[Raw records]
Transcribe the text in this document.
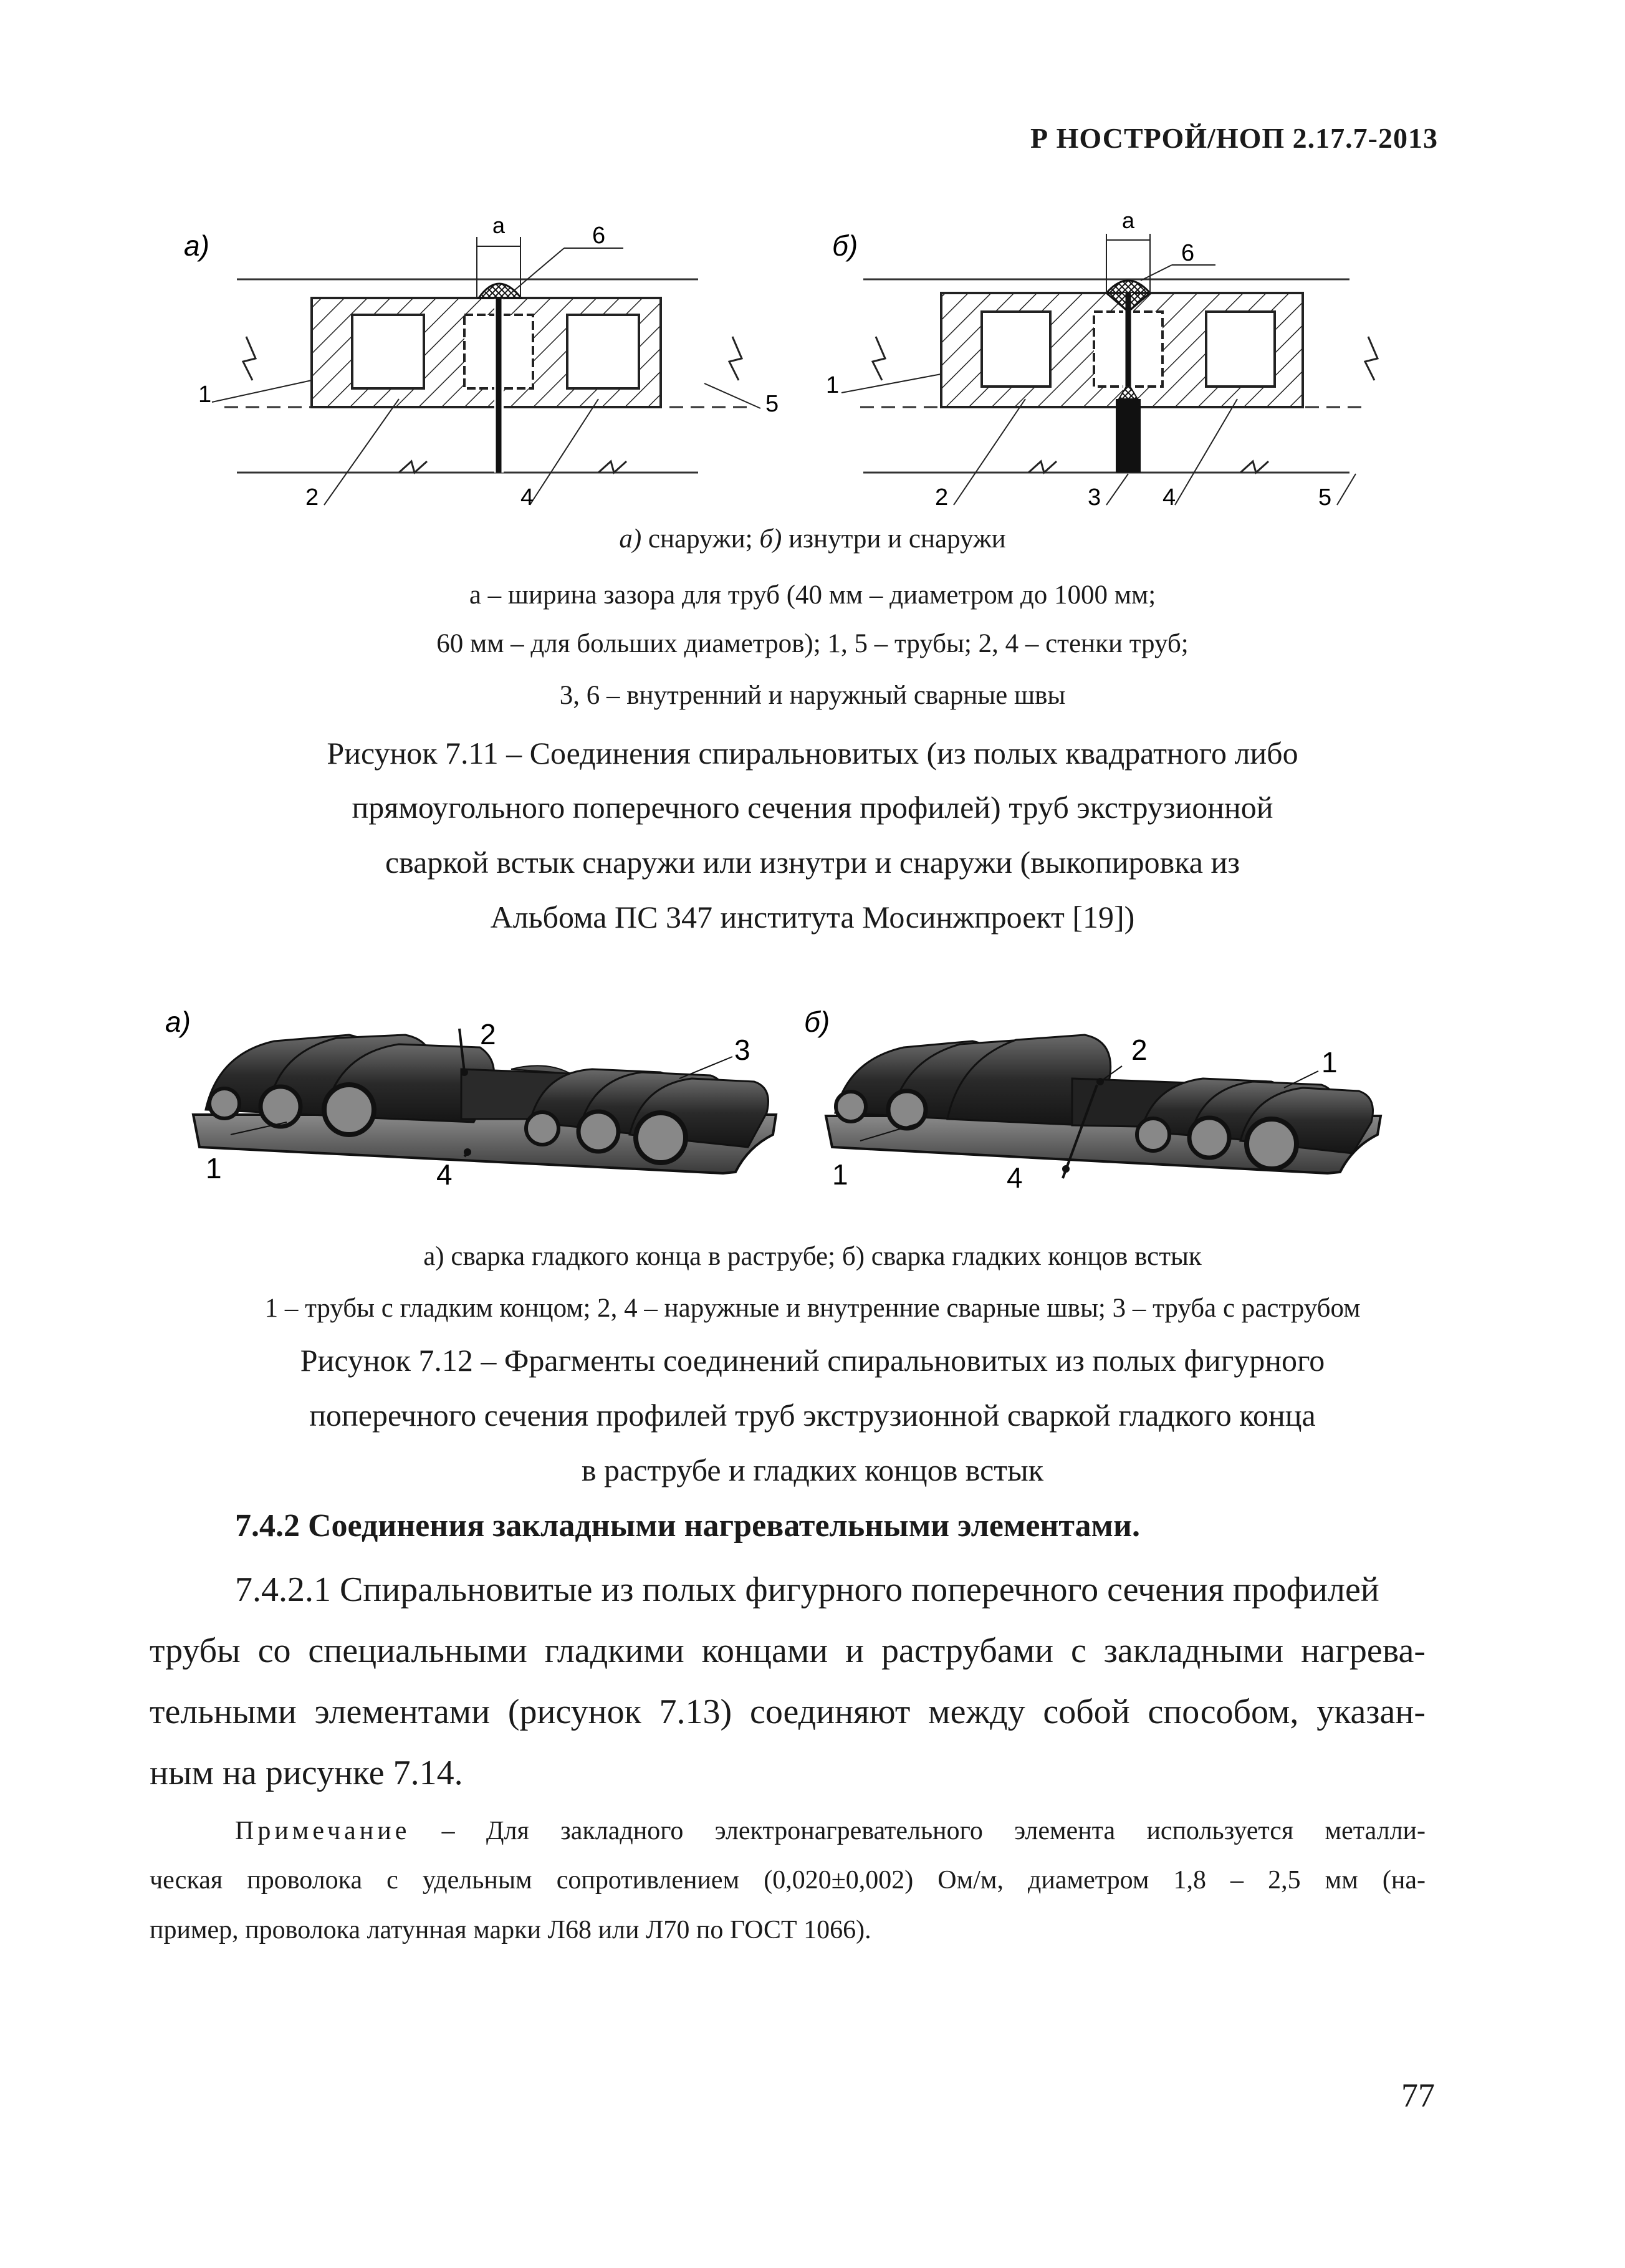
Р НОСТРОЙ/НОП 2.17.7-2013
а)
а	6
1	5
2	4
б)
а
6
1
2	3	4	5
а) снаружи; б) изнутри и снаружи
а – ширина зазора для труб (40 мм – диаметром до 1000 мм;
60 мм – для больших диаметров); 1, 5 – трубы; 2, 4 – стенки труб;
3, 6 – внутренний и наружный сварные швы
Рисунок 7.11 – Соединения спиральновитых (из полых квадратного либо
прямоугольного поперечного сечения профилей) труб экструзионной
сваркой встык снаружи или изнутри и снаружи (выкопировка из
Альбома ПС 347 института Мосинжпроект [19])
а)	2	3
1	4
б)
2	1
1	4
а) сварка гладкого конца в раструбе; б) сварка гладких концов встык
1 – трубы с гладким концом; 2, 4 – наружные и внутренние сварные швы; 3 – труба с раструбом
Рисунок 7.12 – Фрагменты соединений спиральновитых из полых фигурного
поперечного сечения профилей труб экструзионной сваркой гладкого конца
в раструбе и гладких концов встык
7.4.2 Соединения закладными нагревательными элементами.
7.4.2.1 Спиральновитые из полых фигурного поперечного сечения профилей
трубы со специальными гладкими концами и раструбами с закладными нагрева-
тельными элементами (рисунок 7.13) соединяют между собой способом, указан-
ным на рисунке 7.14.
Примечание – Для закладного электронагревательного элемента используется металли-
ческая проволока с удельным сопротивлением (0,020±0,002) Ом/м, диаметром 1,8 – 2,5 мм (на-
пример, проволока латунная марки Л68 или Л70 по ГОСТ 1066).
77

• **Short exercise**: Repeat the preceding records precisely, and leave every picture out of the copy.

• **Task response**:
Transcribe the text in this document.
Р НОСТРОЙ/НОП 2.17.7-2013
а)
а	6
1	5
2	4
б)
а
6
1
2	3	4	5
а) снаружи; б) изнутри и снаружи
а – ширина зазора для труб (40 мм – диаметром до 1000 мм;
60 мм – для больших диаметров); 1, 5 – трубы; 2, 4 – стенки труб;
3, 6 – внутренний и наружный сварные швы
Рисунок 7.11 – Соединения спиральновитых (из полых квадратного либо
прямоугольного поперечного сечения профилей) труб экструзионной
сваркой встык снаружи или изнутри и снаружи (выкопировка из
Альбома ПС 347 института Мосинжпроект [19])
а)	2	3
1	4
б)
2	1
1	4
а) сварка гладкого конца в раструбе; б) сварка гладких концов встык
1 – трубы с гладким концом; 2, 4 – наружные и внутренние сварные швы; 3 – труба с раструбом
Рисунок 7.12 – Фрагменты соединений спиральновитых из полых фигурного
поперечного сечения профилей труб экструзионной сваркой гладкого конца
в раструбе и гладких концов встык
7.4.2 Соединения закладными нагревательными элементами.
7.4.2.1 Спиральновитые из полых фигурного поперечного сечения профилей
трубы со специальными гладкими концами и раструбами с закладными нагрева-
тельными элементами (рисунок 7.13) соединяют между собой способом, указан-
ным на рисунке 7.14.
Примечание – Для закладного электронагревательного элемента используется металли-
ческая проволока с удельным сопротивлением (0,020±0,002) Ом/м, диаметром 1,8 – 2,5 мм (на-
пример, проволока латунная марки Л68 или Л70 по ГОСТ 1066).
77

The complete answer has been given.